§ **Your task**: Wherever the word "охране" appears in the entries, copy the whole line.

[Data listing]
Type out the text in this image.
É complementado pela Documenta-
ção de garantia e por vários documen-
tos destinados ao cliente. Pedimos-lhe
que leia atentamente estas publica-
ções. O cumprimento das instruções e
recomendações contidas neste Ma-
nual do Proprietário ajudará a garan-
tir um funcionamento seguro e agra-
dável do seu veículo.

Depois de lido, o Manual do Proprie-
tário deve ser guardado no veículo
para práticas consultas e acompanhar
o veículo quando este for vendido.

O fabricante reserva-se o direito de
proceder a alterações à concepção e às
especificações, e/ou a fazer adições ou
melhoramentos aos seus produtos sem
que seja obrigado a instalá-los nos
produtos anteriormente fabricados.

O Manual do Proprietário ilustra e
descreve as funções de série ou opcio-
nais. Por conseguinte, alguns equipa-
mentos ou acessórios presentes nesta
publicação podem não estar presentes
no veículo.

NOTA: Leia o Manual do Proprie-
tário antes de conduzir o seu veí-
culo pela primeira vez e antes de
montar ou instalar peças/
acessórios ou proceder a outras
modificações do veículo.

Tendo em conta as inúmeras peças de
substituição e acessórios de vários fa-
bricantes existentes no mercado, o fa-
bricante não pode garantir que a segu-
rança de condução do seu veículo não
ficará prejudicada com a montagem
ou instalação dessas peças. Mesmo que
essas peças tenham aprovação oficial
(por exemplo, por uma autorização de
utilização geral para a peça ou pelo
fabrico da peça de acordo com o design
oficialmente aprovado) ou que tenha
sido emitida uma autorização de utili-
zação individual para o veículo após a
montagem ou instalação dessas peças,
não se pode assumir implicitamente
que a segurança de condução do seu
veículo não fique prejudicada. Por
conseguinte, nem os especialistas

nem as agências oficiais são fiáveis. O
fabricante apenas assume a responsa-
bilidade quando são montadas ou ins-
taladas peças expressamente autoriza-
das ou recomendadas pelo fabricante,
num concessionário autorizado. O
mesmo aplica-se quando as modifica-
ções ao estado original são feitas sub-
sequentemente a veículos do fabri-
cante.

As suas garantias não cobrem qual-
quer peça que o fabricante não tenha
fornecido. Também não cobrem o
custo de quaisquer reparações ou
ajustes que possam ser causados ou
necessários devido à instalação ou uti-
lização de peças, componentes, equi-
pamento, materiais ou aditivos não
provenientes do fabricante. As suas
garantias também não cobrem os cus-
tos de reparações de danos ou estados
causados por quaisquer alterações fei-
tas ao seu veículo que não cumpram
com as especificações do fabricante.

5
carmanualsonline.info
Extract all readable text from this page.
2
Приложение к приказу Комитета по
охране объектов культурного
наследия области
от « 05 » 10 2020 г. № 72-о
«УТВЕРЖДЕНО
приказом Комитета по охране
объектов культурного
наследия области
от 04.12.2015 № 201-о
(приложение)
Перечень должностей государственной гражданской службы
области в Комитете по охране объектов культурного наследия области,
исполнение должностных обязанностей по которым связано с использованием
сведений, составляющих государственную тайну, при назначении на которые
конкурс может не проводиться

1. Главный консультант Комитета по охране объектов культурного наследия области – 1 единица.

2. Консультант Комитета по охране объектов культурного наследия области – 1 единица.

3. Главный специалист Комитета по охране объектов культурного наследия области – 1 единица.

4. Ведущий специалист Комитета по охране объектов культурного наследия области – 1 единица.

§ **Answer to the task**:
охране объектов культурного
приказом Комитета по охране
области в Комитете по охране объектов культурного наследия области,
1. Главный консультант Комитета по охране объектов культурного наследия области – 1 единица.
2. Консультант Комитета по охране объектов культурного наследия области – 1 единица.
3. Главный специалист Комитета по охране объектов культурного наследия области – 1 единица.
4. Ведущий специалист Комитета по охране объектов культурного наследия области – 1 единица.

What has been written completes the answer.